Identify and copy all lines of the material where the string "Настройка" is found.

| Stored data |
=======

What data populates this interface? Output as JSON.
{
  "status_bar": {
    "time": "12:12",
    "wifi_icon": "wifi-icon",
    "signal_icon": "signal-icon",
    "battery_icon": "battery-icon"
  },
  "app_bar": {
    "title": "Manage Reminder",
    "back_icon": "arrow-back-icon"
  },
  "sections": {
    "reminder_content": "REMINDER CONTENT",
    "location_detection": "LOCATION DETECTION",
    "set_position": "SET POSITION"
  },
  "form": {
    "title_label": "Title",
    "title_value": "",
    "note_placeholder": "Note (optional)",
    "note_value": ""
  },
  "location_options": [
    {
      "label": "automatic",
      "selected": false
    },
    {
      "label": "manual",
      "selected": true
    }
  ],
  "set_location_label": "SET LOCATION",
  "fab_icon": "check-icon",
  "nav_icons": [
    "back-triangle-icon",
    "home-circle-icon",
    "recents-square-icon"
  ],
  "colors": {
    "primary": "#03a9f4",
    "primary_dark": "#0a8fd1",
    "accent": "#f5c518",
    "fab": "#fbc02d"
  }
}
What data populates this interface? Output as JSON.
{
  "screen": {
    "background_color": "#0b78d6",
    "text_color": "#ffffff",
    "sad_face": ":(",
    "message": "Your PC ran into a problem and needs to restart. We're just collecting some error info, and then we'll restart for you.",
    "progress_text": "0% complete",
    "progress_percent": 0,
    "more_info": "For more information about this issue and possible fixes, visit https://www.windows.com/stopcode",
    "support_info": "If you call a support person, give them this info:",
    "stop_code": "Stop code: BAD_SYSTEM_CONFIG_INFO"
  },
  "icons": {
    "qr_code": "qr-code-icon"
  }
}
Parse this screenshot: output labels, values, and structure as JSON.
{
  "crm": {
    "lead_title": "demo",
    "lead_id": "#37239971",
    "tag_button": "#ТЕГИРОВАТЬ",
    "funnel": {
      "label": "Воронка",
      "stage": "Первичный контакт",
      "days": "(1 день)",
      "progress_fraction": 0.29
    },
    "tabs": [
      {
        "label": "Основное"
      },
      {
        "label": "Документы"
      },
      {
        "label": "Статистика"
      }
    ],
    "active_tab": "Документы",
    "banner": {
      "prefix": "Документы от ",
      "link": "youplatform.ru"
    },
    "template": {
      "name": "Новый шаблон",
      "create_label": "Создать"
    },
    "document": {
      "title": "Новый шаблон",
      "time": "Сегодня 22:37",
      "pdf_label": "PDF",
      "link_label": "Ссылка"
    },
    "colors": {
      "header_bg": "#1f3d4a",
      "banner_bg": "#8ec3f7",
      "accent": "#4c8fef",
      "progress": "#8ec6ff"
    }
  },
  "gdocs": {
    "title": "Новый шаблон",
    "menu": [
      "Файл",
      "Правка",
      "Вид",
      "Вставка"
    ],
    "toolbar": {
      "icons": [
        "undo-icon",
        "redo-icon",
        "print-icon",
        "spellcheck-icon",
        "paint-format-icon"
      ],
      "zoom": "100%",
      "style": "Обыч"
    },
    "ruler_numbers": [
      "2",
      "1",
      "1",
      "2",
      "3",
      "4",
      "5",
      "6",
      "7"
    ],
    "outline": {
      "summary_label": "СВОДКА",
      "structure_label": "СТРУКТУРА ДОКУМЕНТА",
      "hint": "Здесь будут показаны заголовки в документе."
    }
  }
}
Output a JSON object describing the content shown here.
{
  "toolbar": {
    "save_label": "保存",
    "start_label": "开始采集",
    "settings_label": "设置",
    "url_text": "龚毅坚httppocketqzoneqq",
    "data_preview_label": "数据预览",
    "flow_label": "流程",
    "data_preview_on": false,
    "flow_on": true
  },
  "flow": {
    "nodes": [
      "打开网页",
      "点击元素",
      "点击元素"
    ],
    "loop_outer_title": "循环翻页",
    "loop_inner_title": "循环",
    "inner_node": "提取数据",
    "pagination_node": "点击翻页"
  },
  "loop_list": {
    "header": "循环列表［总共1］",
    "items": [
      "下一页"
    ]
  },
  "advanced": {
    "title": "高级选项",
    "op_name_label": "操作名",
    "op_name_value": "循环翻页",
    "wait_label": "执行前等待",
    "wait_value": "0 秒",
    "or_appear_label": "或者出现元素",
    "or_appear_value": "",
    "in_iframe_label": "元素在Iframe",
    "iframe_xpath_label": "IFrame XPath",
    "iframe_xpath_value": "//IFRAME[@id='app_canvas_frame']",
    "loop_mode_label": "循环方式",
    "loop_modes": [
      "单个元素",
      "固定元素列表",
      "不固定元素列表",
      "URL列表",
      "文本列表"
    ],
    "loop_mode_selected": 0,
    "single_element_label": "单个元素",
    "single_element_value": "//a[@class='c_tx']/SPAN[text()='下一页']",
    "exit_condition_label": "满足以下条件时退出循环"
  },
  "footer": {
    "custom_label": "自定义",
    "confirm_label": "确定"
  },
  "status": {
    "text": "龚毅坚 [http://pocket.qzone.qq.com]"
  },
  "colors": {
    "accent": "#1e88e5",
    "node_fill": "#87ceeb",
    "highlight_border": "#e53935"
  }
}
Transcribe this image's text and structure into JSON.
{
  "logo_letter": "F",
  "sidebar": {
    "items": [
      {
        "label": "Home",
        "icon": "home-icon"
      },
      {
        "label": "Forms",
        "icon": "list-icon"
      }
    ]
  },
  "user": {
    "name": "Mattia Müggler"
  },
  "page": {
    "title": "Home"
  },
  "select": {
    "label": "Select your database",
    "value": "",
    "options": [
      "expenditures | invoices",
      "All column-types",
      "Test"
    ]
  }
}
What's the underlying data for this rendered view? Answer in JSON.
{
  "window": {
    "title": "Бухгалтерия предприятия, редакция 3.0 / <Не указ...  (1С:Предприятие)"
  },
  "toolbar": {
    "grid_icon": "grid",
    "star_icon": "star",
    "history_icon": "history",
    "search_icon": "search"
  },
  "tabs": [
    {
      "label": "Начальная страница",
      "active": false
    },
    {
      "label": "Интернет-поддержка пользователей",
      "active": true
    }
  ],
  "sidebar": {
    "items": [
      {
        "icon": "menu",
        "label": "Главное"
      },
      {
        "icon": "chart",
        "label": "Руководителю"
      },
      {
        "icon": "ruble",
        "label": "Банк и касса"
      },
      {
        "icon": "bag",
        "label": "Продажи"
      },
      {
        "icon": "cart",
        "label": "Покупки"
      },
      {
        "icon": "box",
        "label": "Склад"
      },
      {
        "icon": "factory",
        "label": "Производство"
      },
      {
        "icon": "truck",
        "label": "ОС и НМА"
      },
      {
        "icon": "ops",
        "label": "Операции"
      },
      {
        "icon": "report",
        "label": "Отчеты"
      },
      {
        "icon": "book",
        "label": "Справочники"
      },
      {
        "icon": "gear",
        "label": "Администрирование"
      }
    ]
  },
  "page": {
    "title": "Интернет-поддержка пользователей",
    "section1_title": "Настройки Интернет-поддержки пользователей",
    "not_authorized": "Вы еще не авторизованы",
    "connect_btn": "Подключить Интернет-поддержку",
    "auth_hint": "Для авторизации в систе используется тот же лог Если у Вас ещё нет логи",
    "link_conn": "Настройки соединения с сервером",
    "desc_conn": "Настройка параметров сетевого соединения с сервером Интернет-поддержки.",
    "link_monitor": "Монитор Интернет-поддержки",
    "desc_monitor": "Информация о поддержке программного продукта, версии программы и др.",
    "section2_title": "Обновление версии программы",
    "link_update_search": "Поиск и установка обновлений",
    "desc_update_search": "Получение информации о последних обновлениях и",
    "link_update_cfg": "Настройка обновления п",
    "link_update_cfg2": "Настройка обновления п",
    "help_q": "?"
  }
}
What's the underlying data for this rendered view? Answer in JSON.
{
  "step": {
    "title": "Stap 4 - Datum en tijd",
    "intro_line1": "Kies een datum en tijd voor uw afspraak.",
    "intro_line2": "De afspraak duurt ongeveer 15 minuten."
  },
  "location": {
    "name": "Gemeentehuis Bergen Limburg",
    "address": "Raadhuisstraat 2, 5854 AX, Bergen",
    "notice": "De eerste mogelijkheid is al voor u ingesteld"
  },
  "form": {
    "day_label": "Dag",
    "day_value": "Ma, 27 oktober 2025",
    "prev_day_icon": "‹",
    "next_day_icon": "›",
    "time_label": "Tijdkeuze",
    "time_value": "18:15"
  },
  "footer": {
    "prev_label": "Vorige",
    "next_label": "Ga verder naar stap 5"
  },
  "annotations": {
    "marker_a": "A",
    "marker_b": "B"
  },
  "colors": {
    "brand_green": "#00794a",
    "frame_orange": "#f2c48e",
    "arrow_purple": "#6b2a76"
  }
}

=======

| Completed exercise |
    "desc_conn": "Настройка параметров сетевого соединения с сервером Интернет-поддержки.",
    "link_update_cfg": "Настройка обновления п",
    "link_update_cfg2": "Настройка обновления п",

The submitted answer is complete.